- [REQUEST]: Gather all lines with the word "ыңғайлы" in them.

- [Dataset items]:
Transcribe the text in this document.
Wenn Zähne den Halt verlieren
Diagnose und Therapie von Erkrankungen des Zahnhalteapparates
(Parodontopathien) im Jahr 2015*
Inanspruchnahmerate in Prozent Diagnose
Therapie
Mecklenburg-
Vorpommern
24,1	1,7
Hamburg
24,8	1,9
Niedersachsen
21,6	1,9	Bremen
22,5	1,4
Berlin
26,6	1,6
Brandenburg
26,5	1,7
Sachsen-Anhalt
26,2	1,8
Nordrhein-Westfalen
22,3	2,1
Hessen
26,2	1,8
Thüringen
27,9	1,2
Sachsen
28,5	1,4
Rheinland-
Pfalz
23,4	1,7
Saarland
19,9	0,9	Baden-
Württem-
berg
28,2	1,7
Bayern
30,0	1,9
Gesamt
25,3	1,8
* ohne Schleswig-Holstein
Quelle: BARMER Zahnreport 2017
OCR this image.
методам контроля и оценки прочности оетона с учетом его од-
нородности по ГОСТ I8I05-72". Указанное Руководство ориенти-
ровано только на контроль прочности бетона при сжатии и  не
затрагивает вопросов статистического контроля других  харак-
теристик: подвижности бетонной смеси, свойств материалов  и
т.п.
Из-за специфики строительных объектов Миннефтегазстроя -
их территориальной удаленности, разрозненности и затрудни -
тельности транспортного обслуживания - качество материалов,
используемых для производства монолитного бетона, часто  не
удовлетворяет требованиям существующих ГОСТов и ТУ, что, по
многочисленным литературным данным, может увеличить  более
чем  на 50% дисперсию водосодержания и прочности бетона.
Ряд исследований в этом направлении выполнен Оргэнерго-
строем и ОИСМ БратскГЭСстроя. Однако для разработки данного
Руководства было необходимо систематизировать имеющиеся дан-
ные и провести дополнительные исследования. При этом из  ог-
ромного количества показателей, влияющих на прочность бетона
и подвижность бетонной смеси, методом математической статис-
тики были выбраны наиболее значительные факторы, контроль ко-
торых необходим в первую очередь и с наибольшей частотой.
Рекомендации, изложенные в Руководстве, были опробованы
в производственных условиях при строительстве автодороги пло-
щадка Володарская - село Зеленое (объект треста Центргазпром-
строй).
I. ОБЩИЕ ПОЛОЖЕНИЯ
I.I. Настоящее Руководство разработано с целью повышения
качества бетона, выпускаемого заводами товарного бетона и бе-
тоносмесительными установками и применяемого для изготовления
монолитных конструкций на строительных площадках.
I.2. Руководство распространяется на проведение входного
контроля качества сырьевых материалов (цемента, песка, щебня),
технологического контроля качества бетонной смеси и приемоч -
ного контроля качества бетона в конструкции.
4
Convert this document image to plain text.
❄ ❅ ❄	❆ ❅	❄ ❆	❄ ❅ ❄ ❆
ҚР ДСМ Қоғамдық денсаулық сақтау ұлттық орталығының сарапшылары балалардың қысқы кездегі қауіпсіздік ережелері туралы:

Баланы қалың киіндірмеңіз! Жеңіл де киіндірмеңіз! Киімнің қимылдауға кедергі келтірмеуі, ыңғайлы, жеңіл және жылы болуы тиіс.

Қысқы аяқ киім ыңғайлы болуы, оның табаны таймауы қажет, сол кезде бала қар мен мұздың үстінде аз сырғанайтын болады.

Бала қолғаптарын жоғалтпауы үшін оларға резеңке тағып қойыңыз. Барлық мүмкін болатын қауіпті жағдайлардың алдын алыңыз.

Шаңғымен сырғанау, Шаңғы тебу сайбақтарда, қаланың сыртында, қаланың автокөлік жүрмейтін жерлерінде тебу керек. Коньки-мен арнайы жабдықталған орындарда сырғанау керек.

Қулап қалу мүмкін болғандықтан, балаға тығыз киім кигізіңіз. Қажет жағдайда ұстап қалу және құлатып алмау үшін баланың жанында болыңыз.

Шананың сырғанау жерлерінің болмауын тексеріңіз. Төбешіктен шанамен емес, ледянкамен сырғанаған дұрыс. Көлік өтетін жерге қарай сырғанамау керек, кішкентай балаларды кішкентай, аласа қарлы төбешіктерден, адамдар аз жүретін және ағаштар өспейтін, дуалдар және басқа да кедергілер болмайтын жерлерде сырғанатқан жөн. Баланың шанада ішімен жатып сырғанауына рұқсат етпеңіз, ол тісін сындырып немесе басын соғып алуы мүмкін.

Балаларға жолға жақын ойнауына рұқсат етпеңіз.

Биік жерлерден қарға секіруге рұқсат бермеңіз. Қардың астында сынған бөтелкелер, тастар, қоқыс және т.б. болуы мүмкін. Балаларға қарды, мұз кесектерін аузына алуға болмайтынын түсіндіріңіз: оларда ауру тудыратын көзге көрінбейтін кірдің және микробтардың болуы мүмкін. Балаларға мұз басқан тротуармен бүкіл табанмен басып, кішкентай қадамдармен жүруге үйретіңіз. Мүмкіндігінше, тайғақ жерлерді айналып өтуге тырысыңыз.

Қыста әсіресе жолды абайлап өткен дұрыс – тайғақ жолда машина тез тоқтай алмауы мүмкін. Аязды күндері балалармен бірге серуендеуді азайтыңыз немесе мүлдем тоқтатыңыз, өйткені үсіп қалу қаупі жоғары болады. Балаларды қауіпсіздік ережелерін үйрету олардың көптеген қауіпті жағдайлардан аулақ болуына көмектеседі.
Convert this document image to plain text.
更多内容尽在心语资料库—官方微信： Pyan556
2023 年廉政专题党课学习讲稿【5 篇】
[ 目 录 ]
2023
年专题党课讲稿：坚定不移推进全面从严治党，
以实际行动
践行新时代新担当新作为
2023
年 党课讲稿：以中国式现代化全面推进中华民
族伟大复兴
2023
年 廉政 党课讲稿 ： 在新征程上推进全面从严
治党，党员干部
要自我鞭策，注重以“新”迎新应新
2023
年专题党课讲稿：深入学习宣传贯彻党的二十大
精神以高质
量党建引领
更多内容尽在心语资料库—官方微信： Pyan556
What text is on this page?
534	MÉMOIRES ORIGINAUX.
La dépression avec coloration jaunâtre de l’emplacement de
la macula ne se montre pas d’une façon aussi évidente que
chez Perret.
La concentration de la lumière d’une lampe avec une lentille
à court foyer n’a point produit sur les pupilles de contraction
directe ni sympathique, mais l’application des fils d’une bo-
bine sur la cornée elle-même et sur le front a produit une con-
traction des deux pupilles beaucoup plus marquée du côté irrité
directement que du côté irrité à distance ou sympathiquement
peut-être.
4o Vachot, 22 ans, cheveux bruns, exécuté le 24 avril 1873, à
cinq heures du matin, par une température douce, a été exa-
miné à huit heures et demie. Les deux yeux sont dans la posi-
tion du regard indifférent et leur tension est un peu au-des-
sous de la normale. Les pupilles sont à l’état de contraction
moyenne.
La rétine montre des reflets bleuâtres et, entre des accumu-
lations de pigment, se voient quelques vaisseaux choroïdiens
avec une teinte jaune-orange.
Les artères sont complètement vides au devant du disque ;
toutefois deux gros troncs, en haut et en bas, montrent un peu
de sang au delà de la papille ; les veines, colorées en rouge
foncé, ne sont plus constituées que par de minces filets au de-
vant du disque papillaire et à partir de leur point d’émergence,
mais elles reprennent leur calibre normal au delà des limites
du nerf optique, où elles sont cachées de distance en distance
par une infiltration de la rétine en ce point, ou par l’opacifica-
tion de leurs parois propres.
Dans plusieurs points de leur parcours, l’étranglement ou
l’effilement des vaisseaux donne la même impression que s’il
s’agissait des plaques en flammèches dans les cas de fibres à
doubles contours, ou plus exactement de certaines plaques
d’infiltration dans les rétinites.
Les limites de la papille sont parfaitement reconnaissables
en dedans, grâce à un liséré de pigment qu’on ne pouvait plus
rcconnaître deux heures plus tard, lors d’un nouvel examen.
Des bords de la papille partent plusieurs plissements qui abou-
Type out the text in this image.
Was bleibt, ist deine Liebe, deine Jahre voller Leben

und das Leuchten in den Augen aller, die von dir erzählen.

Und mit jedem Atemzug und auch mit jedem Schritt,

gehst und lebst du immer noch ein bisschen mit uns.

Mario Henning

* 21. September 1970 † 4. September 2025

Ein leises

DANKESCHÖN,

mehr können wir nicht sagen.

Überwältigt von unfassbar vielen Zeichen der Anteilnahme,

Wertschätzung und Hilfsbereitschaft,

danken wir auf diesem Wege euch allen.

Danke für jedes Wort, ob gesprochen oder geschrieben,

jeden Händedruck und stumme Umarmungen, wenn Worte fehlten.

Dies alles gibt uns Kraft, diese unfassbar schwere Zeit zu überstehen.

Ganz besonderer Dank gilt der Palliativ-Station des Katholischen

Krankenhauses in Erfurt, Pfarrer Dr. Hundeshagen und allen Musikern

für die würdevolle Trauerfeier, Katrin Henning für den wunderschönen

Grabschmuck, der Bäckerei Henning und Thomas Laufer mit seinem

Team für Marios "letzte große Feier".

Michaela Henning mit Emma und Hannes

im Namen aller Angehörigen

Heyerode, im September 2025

- [COMPLETE ANSWER]:
Баланы қалың киіндірмеңіз! Жеңіл де киіндірмеңіз! Киімнің қимылдауға кедергі келтірмеуі, ыңғайлы, жеңіл және жылы болуы тиіс.
Қысқы аяқ киім ыңғайлы болуы, оның табаны таймауы қажет, сол кезде бала қар мен мұздың үстінде аз сырғанайтын болады.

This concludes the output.